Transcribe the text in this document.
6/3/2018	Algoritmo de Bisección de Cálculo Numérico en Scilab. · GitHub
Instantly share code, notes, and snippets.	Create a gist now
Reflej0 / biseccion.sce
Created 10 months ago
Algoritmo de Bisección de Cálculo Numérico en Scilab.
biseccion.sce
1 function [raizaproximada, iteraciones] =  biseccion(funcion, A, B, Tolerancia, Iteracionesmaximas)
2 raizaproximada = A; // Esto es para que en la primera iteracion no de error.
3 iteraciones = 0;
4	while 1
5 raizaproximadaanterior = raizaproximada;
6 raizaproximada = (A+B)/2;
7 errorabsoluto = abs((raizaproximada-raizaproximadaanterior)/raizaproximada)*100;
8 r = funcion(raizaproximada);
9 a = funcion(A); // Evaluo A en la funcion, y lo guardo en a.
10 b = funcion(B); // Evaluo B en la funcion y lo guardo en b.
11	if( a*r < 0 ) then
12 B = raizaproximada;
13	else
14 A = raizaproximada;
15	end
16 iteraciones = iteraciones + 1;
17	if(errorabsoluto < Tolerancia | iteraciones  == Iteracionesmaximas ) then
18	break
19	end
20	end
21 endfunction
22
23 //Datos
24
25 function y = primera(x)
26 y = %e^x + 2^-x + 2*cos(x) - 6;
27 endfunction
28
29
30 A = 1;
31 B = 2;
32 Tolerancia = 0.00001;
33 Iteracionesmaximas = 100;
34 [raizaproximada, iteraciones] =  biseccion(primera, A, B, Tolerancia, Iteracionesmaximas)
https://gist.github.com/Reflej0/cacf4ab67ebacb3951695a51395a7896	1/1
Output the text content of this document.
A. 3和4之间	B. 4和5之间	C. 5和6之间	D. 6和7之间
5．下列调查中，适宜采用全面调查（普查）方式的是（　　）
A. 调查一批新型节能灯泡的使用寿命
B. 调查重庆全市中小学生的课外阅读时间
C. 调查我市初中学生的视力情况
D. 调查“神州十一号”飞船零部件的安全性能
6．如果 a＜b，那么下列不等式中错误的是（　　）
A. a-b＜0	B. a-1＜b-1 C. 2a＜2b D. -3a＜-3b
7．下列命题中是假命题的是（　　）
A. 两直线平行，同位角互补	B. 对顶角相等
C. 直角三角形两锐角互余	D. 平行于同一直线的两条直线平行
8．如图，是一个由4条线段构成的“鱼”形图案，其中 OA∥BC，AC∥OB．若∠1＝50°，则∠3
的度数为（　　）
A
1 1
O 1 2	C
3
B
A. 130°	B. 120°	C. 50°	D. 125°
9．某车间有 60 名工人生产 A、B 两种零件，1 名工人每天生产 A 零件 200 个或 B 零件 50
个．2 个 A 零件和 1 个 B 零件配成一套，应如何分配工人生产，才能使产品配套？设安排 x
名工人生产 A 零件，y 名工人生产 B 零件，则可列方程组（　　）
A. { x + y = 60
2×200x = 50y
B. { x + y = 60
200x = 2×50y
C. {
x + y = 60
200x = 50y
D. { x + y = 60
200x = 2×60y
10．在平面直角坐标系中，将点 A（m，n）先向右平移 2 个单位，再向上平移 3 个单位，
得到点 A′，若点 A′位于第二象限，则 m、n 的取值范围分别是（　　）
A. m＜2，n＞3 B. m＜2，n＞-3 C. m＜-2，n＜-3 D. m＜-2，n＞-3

══════════════════════════════

» To do: Display every line of the listing that contains the string "Iteracionesmaximas".

» The completed task:
1 function [raizaproximada, iteraciones] =  biseccion(funcion, A, B, Tolerancia, Iteracionesmaximas)
17	if(errorabsoluto < Tolerancia | iteraciones  == Iteracionesmaximas ) then
33 Iteracionesmaximas = 100;
34 [raizaproximada, iteraciones] =  biseccion(primera, A, B, Tolerancia, Iteracionesmaximas)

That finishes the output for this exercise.